--- START OF Material provided ---

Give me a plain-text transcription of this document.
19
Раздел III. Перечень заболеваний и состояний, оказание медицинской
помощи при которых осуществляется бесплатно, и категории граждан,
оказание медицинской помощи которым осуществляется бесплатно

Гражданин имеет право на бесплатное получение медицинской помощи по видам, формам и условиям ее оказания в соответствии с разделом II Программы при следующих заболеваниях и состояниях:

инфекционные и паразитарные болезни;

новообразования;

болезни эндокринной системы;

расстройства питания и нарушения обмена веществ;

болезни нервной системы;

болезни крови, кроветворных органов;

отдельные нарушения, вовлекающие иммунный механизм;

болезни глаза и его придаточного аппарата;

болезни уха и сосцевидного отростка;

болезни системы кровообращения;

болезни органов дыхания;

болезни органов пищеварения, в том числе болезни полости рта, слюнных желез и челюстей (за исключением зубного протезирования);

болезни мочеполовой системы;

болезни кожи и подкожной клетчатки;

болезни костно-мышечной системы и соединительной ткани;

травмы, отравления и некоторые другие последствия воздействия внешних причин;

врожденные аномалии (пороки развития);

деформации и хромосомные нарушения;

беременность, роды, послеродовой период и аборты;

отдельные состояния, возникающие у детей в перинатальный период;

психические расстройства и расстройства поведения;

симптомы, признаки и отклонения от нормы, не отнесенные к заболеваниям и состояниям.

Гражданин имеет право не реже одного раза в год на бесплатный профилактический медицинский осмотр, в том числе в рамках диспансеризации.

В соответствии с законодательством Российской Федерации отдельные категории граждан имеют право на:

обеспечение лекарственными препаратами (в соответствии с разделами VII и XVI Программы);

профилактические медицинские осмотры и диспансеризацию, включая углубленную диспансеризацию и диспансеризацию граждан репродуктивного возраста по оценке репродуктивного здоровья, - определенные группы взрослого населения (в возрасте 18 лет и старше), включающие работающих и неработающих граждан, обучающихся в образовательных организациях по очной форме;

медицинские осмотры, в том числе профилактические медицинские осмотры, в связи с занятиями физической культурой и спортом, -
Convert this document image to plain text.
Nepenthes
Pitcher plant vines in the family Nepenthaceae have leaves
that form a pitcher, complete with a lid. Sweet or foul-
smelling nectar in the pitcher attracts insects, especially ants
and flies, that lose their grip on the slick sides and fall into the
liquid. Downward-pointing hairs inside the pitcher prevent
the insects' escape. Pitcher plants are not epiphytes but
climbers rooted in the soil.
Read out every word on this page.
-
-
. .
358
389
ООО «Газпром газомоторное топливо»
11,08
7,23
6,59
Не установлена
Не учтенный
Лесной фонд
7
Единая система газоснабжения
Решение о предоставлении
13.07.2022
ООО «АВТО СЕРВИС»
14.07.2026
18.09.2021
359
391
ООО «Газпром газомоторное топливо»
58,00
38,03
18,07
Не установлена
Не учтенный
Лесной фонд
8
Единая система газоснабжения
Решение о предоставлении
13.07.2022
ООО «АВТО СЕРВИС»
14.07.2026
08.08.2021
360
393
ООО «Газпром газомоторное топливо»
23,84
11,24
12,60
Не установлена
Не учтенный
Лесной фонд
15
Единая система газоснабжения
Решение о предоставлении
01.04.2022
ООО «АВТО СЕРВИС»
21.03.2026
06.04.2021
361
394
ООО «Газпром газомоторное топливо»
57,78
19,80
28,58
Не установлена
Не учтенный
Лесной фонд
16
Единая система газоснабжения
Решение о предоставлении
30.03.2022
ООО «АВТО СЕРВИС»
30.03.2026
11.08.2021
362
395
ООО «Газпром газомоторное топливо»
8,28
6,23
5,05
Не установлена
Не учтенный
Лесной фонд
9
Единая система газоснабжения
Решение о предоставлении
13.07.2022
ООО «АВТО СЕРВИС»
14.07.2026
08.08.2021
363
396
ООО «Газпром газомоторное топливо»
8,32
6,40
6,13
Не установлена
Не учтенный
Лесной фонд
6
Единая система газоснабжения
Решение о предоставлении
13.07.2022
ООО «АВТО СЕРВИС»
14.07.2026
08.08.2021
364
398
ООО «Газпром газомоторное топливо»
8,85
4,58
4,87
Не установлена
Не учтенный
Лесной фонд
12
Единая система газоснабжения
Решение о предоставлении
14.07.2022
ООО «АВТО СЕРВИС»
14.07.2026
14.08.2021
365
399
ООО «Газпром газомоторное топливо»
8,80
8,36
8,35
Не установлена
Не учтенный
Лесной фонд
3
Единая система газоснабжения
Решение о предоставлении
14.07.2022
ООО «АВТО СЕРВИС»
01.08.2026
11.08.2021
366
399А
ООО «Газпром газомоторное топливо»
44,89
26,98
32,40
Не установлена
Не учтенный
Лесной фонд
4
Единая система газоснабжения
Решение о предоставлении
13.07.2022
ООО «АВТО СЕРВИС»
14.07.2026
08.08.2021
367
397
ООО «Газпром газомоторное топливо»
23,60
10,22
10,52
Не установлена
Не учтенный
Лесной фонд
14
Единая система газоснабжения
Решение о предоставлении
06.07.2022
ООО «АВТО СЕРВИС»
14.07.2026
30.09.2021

--- END OF Material provided ---

What you will do: Repeat every record, keeping each word and mark exactly as it is.

Completed task:
Give me a plain-text transcription of this document.
19
Раздел III. Перечень заболеваний и состояний, оказание медицинской
помощи при которых осуществляется бесплатно, и категории граждан,
оказание медицинской помощи которым осуществляется бесплатно

Гражданин имеет право на бесплатное получение медицинской помощи по видам, формам и условиям ее оказания в соответствии с разделом II Программы при следующих заболеваниях и состояниях:

инфекционные и паразитарные болезни;

новообразования;

болезни эндокринной системы;

расстройства питания и нарушения обмена веществ;

болезни нервной системы;

болезни крови, кроветворных органов;

отдельные нарушения, вовлекающие иммунный механизм;

болезни глаза и его придаточного аппарата;

болезни уха и сосцевидного отростка;

болезни системы кровообращения;

болезни органов дыхания;

болезни органов пищеварения, в том числе болезни полости рта, слюнных желез и челюстей (за исключением зубного протезирования);

болезни мочеполовой системы;

болезни кожи и подкожной клетчатки;

болезни костно-мышечной системы и соединительной ткани;

травмы, отравления и некоторые другие последствия воздействия внешних причин;

врожденные аномалии (пороки развития);

деформации и хромосомные нарушения;

беременность, роды, послеродовой период и аборты;

отдельные состояния, возникающие у детей в перинатальный период;

психические расстройства и расстройства поведения;

симптомы, признаки и отклонения от нормы, не отнесенные к заболеваниям и состояниям.

Гражданин имеет право не реже одного раза в год на бесплатный профилактический медицинский осмотр, в том числе в рамках диспансеризации.

В соответствии с законодательством Российской Федерации отдельные категории граждан имеют право на:

обеспечение лекарственными препаратами (в соответствии с разделами VII и XVI Программы);

профилактические медицинские осмотры и диспансеризацию, включая углубленную диспансеризацию и диспансеризацию граждан репродуктивного возраста по оценке репродуктивного здоровья, - определенные группы взрослого населения (в возрасте 18 лет и старше), включающие работающих и неработающих граждан, обучающихся в образовательных организациях по очной форме;

медицинские осмотры, в том числе профилактические медицинские осмотры, в связи с занятиями физической культурой и спортом, -
Convert this document image to plain text.
Nepenthes
Pitcher plant vines in the family Nepenthaceae have leaves
that form a pitcher, complete with a lid. Sweet or foul-
smelling nectar in the pitcher attracts insects, especially ants
and flies, that lose their grip on the slick sides and fall into the
liquid. Downward-pointing hairs inside the pitcher prevent
the insects' escape. Pitcher plants are not epiphytes but
climbers rooted in the soil.
Read out every word on this page.
-
-
. .
358
389
ООО «Газпром газомоторное топливо»
11,08
7,23
6,59
Не установлена
Не учтенный
Лесной фонд
7
Единая система газоснабжения
Решение о предоставлении
13.07.2022
ООО «АВТО СЕРВИС»
14.07.2026
18.09.2021
359
391
ООО «Газпром газомоторное топливо»
58,00
38,03
18,07
Не установлена
Не учтенный
Лесной фонд
8
Единая система газоснабжения
Решение о предоставлении
13.07.2022
ООО «АВТО СЕРВИС»
14.07.2026
08.08.2021
360
393
ООО «Газпром газомоторное топливо»
23,84
11,24
12,60
Не установлена
Не учтенный
Лесной фонд
15
Единая система газоснабжения
Решение о предоставлении
01.04.2022
ООО «АВТО СЕРВИС»
21.03.2026
06.04.2021
361
394
ООО «Газпром газомоторное топливо»
57,78
19,80
28,58
Не установлена
Не учтенный
Лесной фонд
16
Единая система газоснабжения
Решение о предоставлении
30.03.2022
ООО «АВТО СЕРВИС»
30.03.2026
11.08.2021
362
395
ООО «Газпром газомоторное топливо»
8,28
6,23
5,05
Не установлена
Не учтенный
Лесной фонд
9
Единая система газоснабжения
Решение о предоставлении
13.07.2022
ООО «АВТО СЕРВИС»
14.07.2026
08.08.2021
363
396
ООО «Газпром газомоторное топливо»
8,32
6,40
6,13
Не установлена
Не учтенный
Лесной фонд
6
Единая система газоснабжения
Решение о предоставлении
13.07.2022
ООО «АВТО СЕРВИС»
14.07.2026
08.08.2021
364
398
ООО «Газпром газомоторное топливо»
8,85
4,58
4,87
Не установлена
Не учтенный
Лесной фонд
12
Единая система газоснабжения
Решение о предоставлении
14.07.2022
ООО «АВТО СЕРВИС»
14.07.2026
14.08.2021
365
399
ООО «Газпром газомоторное топливо»
8,80
8,36
8,35
Не установлена
Не учтенный
Лесной фонд
3
Единая система газоснабжения
Решение о предоставлении
14.07.2022
ООО «АВТО СЕРВИС»
01.08.2026
11.08.2021
366
399А
ООО «Газпром газомоторное топливо»
44,89
26,98
32,40
Не установлена
Не учтенный
Лесной фонд
4
Единая система газоснабжения
Решение о предоставлении
13.07.2022
ООО «АВТО СЕРВИС»
14.07.2026
08.08.2021
367
397
ООО «Газпром газомоторное топливо»
23,60
10,22
10,52
Не установлена
Не учтенный
Лесной фонд
14
Единая система газоснабжения
Решение о предоставлении
06.07.2022
ООО «АВТО СЕРВИС»
14.07.2026
30.09.2021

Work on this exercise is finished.